>> Begin Data to use

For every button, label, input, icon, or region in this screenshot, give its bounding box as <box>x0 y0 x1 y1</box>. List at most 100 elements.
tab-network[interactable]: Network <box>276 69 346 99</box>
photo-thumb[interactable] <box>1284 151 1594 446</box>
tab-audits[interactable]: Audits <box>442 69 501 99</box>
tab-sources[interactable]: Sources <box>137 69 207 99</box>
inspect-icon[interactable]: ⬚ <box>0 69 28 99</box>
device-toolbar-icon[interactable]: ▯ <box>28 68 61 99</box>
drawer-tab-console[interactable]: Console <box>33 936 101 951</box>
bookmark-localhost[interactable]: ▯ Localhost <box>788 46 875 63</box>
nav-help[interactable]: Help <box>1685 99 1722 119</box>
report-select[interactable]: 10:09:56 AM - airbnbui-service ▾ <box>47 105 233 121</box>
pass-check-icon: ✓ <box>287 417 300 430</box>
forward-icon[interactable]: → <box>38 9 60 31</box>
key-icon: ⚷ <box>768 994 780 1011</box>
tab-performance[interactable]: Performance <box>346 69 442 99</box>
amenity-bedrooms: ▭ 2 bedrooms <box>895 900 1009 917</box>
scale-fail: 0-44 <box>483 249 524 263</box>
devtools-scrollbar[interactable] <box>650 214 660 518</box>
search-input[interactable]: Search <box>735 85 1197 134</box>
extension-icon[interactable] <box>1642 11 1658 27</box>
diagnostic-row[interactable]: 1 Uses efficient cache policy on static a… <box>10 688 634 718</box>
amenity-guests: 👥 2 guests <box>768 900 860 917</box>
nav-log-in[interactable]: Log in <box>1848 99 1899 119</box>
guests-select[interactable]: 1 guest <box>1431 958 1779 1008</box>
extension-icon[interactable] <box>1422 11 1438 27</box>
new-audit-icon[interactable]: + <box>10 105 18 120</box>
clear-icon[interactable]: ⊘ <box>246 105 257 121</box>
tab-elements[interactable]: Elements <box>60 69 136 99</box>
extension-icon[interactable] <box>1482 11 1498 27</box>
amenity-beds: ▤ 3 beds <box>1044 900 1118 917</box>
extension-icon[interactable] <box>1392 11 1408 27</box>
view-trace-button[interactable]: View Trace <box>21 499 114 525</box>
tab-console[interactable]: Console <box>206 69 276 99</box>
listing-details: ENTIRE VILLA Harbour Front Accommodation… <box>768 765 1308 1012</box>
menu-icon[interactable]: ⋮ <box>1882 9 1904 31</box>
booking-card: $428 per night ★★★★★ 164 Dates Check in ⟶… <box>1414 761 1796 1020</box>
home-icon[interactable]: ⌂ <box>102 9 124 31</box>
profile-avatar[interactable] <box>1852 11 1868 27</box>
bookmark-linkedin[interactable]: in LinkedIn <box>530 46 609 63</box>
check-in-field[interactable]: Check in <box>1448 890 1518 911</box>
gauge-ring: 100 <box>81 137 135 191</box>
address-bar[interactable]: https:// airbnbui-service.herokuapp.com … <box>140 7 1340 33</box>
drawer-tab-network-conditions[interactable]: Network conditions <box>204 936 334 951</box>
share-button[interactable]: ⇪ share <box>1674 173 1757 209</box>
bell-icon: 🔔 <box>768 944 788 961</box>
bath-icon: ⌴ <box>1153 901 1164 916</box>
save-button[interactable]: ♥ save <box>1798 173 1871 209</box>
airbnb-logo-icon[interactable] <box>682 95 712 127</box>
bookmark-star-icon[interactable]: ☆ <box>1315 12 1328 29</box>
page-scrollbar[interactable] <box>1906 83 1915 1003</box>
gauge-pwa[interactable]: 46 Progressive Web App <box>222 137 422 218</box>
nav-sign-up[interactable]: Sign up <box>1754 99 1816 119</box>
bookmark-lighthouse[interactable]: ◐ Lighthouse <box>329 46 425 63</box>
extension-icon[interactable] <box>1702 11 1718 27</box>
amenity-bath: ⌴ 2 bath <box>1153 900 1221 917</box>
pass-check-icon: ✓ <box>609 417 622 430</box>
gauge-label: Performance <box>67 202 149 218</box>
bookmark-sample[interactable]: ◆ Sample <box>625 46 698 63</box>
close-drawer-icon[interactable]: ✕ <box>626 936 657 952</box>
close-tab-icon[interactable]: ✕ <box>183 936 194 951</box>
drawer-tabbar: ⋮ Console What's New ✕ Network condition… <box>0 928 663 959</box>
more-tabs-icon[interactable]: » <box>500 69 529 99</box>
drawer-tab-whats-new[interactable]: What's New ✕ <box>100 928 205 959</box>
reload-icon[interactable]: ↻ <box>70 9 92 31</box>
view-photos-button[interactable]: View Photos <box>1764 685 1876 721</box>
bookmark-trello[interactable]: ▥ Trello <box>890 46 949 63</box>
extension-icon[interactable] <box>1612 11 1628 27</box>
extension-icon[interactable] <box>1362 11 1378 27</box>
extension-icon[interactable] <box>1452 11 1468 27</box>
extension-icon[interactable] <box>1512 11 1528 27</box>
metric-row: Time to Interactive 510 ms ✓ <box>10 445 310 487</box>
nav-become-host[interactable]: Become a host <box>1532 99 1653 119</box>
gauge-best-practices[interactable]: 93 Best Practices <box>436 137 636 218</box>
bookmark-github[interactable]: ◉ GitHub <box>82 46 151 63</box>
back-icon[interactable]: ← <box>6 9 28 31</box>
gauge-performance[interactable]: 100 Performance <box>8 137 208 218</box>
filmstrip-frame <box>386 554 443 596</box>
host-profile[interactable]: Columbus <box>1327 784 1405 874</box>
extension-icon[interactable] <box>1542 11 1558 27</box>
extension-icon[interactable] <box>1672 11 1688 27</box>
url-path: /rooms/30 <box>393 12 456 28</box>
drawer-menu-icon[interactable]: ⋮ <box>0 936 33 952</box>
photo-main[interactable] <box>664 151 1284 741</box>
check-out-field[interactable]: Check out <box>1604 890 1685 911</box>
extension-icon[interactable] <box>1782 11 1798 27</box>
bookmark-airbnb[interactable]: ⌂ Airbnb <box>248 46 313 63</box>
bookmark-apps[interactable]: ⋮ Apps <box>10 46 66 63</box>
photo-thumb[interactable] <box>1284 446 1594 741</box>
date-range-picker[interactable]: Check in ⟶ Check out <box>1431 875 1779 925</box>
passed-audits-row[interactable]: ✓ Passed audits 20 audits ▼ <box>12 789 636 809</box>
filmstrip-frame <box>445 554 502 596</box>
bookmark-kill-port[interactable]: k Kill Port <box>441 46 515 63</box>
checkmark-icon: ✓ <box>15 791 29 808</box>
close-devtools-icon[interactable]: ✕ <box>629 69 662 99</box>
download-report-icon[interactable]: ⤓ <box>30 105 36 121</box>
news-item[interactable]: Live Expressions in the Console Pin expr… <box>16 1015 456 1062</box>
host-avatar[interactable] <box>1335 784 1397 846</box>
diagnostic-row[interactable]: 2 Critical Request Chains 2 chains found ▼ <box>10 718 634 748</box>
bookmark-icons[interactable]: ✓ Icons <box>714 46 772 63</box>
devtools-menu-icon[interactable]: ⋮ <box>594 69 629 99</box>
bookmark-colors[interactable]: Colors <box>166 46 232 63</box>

>> End Data to use

(The request) Copy every line of the records above without changing anything.

(Solution below)
For every button, label, input, icon, or region in this screenshot, give its bounding box as <box>x0 y0 x1 y1</box>. List at most 100 elements.
tab-network[interactable]: Network <box>276 69 346 99</box>
photo-thumb[interactable] <box>1284 151 1594 446</box>
tab-audits[interactable]: Audits <box>442 69 501 99</box>
tab-sources[interactable]: Sources <box>137 69 207 99</box>
inspect-icon[interactable]: ⬚ <box>0 69 28 99</box>
device-toolbar-icon[interactable]: ▯ <box>28 68 61 99</box>
drawer-tab-console[interactable]: Console <box>33 936 101 951</box>
bookmark-localhost[interactable]: ▯ Localhost <box>788 46 875 63</box>
nav-help[interactable]: Help <box>1685 99 1722 119</box>
report-select[interactable]: 10:09:56 AM - airbnbui-service ▾ <box>47 105 233 121</box>
pass-check-icon: ✓ <box>287 417 300 430</box>
forward-icon[interactable]: → <box>38 9 60 31</box>
key-icon: ⚷ <box>768 994 780 1011</box>
tab-performance[interactable]: Performance <box>346 69 442 99</box>
amenity-bedrooms: ▭ 2 bedrooms <box>895 900 1009 917</box>
scale-fail: 0-44 <box>483 249 524 263</box>
devtools-scrollbar[interactable] <box>650 214 660 518</box>
search-input[interactable]: Search <box>735 85 1197 134</box>
extension-icon[interactable] <box>1642 11 1658 27</box>
diagnostic-row[interactable]: 1 Uses efficient cache policy on static a… <box>10 688 634 718</box>
amenity-guests: 👥 2 guests <box>768 900 860 917</box>
nav-log-in[interactable]: Log in <box>1848 99 1899 119</box>
guests-select[interactable]: 1 guest <box>1431 958 1779 1008</box>
extension-icon[interactable] <box>1422 11 1438 27</box>
new-audit-icon[interactable]: + <box>10 105 18 120</box>
clear-icon[interactable]: ⊘ <box>246 105 257 121</box>
tab-elements[interactable]: Elements <box>60 69 136 99</box>
extension-icon[interactable] <box>1482 11 1498 27</box>
amenity-beds: ▤ 3 beds <box>1044 900 1118 917</box>
extension-icon[interactable] <box>1392 11 1408 27</box>
view-trace-button[interactable]: View Trace <box>21 499 114 525</box>
tab-console[interactable]: Console <box>206 69 276 99</box>
listing-details: ENTIRE VILLA Harbour Front Accommodation… <box>768 765 1308 1012</box>
menu-icon[interactable]: ⋮ <box>1882 9 1904 31</box>
booking-card: $428 per night ★★★★★ 164 Dates Check in ⟶… <box>1414 761 1796 1020</box>
home-icon[interactable]: ⌂ <box>102 9 124 31</box>
profile-avatar[interactable] <box>1852 11 1868 27</box>
bookmark-linkedin[interactable]: in LinkedIn <box>530 46 609 63</box>
check-in-field[interactable]: Check in <box>1448 890 1518 911</box>
gauge-ring: 100 <box>81 137 135 191</box>
address-bar[interactable]: https:// airbnbui-service.herokuapp.com … <box>140 7 1340 33</box>
drawer-tab-network-conditions[interactable]: Network conditions <box>204 936 334 951</box>
share-button[interactable]: ⇪ share <box>1674 173 1757 209</box>
bell-icon: 🔔 <box>768 944 788 961</box>
bath-icon: ⌴ <box>1153 901 1164 916</box>
save-button[interactable]: ♥ save <box>1798 173 1871 209</box>
airbnb-logo-icon[interactable] <box>682 95 712 127</box>
bookmark-star-icon[interactable]: ☆ <box>1315 12 1328 29</box>
page-scrollbar[interactable] <box>1906 83 1915 1003</box>
gauge-pwa[interactable]: 46 Progressive Web App <box>222 137 422 218</box>
nav-sign-up[interactable]: Sign up <box>1754 99 1816 119</box>
bookmark-lighthouse[interactable]: ◐ Lighthouse <box>329 46 425 63</box>
extension-icon[interactable] <box>1702 11 1718 27</box>
amenity-bath: ⌴ 2 bath <box>1153 900 1221 917</box>
pass-check-icon: ✓ <box>609 417 622 430</box>
gauge-label: Performance <box>67 202 149 218</box>
bookmark-sample[interactable]: ◆ Sample <box>625 46 698 63</box>
close-drawer-icon[interactable]: ✕ <box>626 936 657 952</box>
close-tab-icon[interactable]: ✕ <box>183 936 194 951</box>
drawer-tabbar: ⋮ Console What's New ✕ Network condition… <box>0 928 663 959</box>
more-tabs-icon[interactable]: » <box>500 69 529 99</box>
drawer-tab-whats-new[interactable]: What's New ✕ <box>100 928 205 959</box>
reload-icon[interactable]: ↻ <box>70 9 92 31</box>
view-photos-button[interactable]: View Photos <box>1764 685 1876 721</box>
bookmark-trello[interactable]: ▥ Trello <box>890 46 949 63</box>
extension-icon[interactable] <box>1612 11 1628 27</box>
extension-icon[interactable] <box>1362 11 1378 27</box>
extension-icon[interactable] <box>1452 11 1468 27</box>
extension-icon[interactable] <box>1512 11 1528 27</box>
metric-row: Time to Interactive 510 ms ✓ <box>10 445 310 487</box>
nav-become-host[interactable]: Become a host <box>1532 99 1653 119</box>
gauge-best-practices[interactable]: 93 Best Practices <box>436 137 636 218</box>
bookmark-github[interactable]: ◉ GitHub <box>82 46 151 63</box>
back-icon[interactable]: ← <box>6 9 28 31</box>
gauge-performance[interactable]: 100 Performance <box>8 137 208 218</box>
filmstrip-frame <box>386 554 443 596</box>
host-profile[interactable]: Columbus <box>1327 784 1405 874</box>
extension-icon[interactable] <box>1542 11 1558 27</box>
extension-icon[interactable] <box>1672 11 1688 27</box>
url-path: /rooms/30 <box>393 12 456 28</box>
drawer-menu-icon[interactable]: ⋮ <box>0 936 33 952</box>
photo-main[interactable] <box>664 151 1284 741</box>
check-out-field[interactable]: Check out <box>1604 890 1685 911</box>
extension-icon[interactable] <box>1782 11 1798 27</box>
bookmark-airbnb[interactable]: ⌂ Airbnb <box>248 46 313 63</box>
bookmark-apps[interactable]: ⋮ Apps <box>10 46 66 63</box>
photo-thumb[interactable] <box>1284 446 1594 741</box>
date-range-picker[interactable]: Check in ⟶ Check out <box>1431 875 1779 925</box>
passed-audits-row[interactable]: ✓ Passed audits 20 audits ▼ <box>12 789 636 809</box>
filmstrip-frame <box>445 554 502 596</box>
bookmark-kill-port[interactable]: k Kill Port <box>441 46 515 63</box>
checkmark-icon: ✓ <box>15 791 29 808</box>
close-devtools-icon[interactable]: ✕ <box>629 69 662 99</box>
download-report-icon[interactable]: ⤓ <box>30 105 36 121</box>
news-item[interactable]: Live Expressions in the Console Pin expr… <box>16 1015 456 1062</box>
host-avatar[interactable] <box>1335 784 1397 846</box>
diagnostic-row[interactable]: 2 Critical Request Chains 2 chains found ▼ <box>10 718 634 748</box>
bookmark-icons[interactable]: ✓ Icons <box>714 46 772 63</box>
devtools-menu-icon[interactable]: ⋮ <box>594 69 629 99</box>
bookmark-colors[interactable]: Colors <box>166 46 232 63</box>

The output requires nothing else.